▸ What is asked
Keep only the lines where "JSON" appears.

(Lines of data)
▼▼▼

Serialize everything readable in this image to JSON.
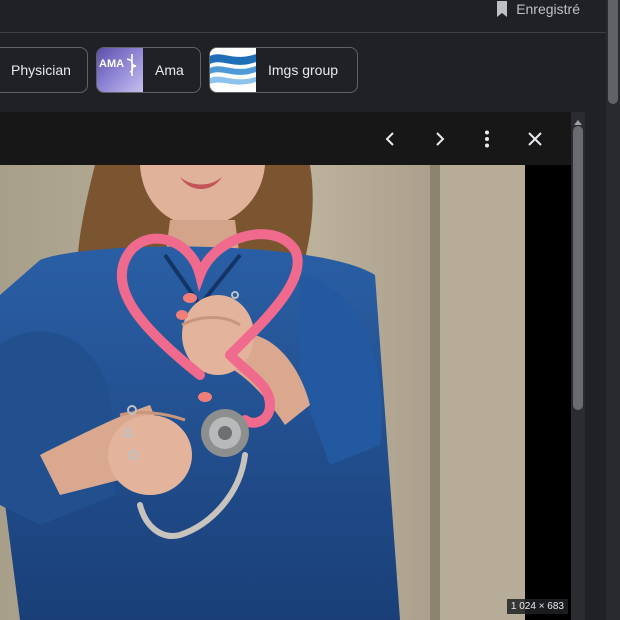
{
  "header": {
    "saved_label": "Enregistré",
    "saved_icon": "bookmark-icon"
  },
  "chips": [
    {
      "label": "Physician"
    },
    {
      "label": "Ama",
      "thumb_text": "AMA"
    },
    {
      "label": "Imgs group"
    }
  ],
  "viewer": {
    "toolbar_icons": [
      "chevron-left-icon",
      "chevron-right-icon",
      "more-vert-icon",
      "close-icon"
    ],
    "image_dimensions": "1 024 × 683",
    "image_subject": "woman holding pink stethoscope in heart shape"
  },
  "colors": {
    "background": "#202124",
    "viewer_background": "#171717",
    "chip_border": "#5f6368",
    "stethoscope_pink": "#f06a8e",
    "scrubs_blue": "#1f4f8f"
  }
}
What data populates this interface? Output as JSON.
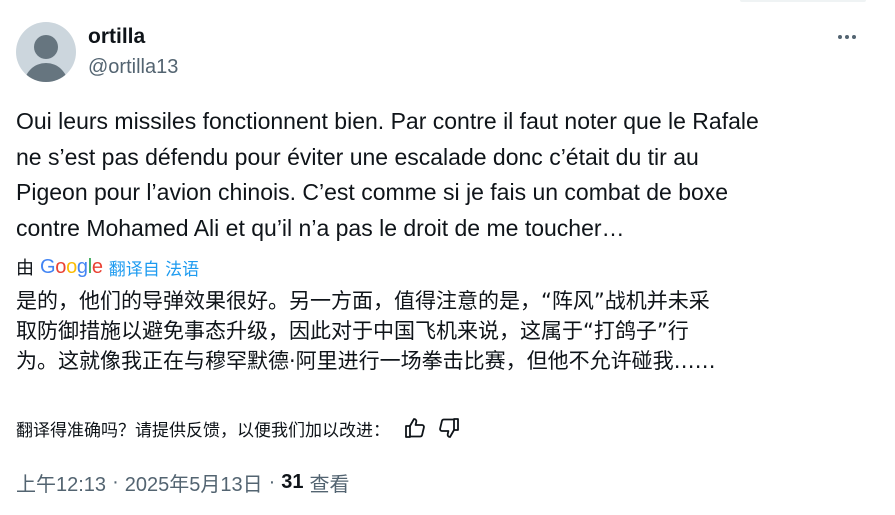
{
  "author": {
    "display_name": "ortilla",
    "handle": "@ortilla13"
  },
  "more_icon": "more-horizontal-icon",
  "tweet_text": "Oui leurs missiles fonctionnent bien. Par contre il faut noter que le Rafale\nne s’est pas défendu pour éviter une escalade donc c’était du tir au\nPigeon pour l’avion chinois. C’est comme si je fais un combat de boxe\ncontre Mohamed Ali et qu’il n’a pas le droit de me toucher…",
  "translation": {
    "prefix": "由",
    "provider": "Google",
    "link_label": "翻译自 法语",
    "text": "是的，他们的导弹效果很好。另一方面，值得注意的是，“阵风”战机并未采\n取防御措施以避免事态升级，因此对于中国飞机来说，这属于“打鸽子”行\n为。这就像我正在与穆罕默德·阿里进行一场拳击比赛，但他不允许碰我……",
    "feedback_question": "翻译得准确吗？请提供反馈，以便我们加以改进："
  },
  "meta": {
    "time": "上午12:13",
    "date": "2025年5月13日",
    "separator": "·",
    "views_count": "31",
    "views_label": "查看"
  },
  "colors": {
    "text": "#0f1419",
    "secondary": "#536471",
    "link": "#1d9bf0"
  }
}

▲▲▲
▼▼▼

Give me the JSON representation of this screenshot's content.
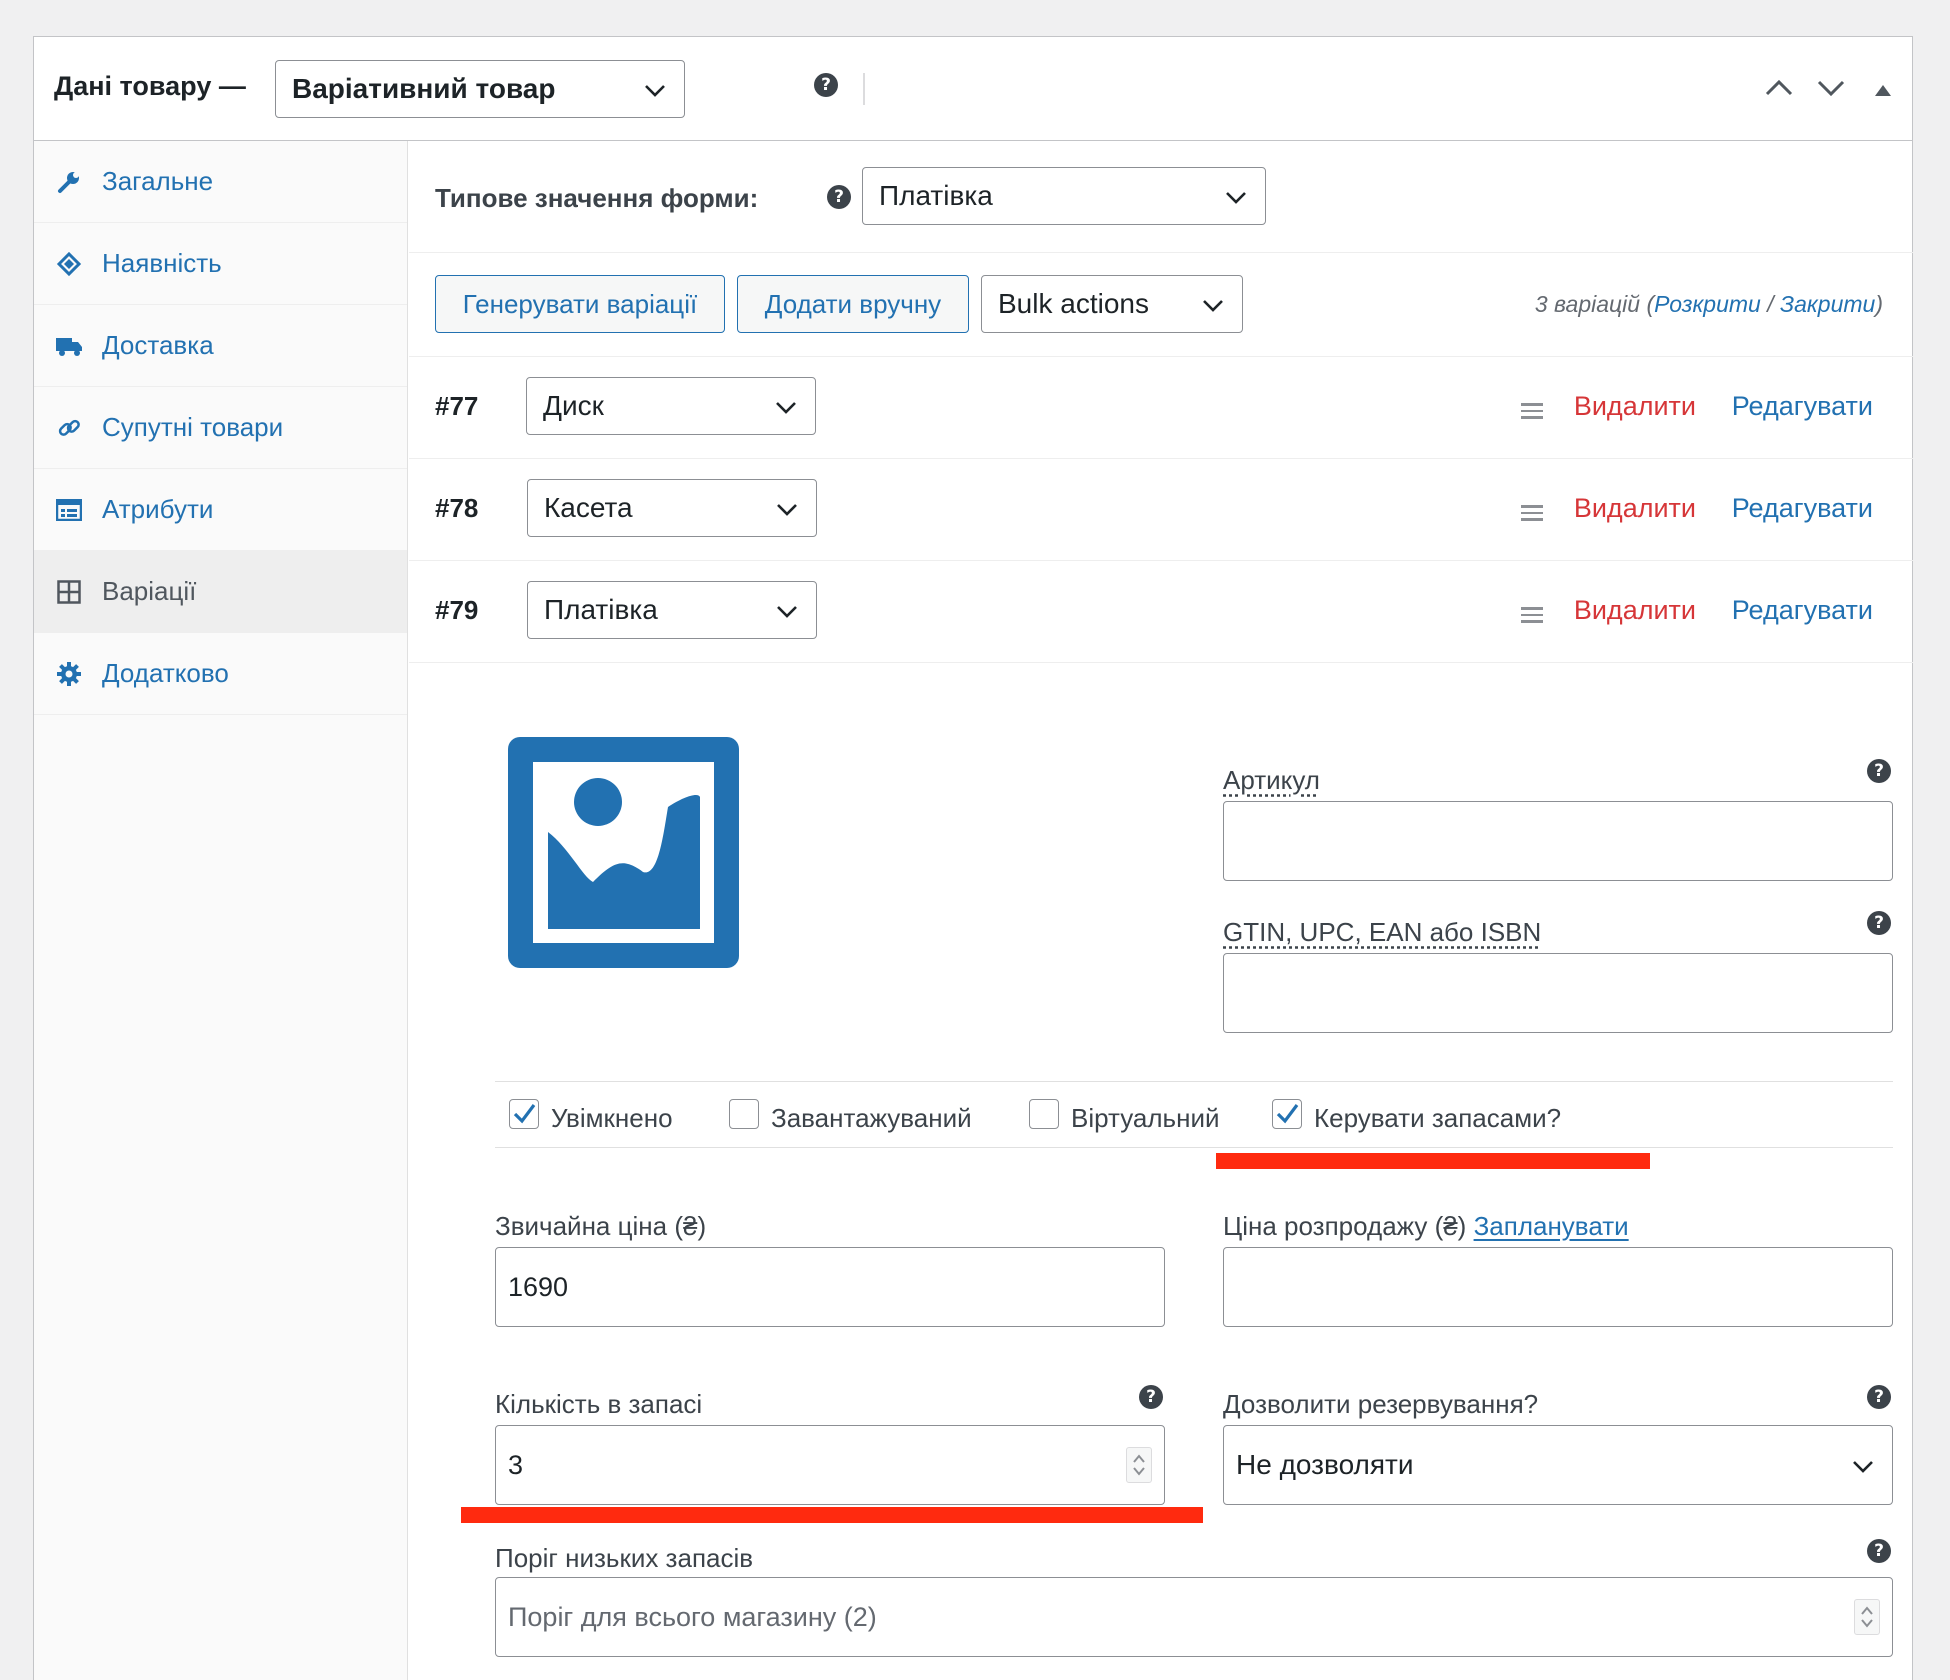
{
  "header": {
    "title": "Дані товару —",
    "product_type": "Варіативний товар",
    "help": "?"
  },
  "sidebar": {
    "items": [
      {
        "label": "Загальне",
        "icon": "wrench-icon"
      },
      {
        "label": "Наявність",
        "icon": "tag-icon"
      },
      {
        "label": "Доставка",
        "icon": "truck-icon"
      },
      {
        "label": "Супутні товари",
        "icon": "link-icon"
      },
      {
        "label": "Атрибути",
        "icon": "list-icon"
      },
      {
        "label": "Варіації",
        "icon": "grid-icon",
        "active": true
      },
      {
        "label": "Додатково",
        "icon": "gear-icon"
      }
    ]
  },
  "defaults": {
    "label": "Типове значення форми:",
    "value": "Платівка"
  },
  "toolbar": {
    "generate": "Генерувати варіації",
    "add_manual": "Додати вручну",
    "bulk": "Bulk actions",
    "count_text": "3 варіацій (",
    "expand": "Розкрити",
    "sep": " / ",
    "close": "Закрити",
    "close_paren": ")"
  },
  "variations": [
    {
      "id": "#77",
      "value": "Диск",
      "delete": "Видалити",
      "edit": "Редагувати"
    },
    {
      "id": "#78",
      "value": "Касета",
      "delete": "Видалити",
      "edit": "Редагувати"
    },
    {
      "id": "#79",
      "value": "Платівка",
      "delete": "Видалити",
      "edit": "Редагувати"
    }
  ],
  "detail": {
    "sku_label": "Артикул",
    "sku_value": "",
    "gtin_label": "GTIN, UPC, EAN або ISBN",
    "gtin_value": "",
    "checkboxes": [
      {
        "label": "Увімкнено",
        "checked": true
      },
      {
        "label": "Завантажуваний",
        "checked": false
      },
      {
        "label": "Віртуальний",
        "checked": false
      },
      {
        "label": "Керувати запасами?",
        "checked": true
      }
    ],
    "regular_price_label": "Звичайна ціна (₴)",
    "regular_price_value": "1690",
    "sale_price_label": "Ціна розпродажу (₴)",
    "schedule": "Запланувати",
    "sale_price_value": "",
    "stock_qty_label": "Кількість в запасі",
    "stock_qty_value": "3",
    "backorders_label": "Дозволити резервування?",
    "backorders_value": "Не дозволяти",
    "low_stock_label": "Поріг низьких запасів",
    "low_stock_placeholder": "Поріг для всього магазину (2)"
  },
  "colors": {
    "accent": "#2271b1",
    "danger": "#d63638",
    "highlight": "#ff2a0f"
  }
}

▲▲▲

▸ Response below
Serialize everything readable in this image to JSON.
What data populates this interface? Output as JSON.
Give me the JSON representation of this screenshot's content.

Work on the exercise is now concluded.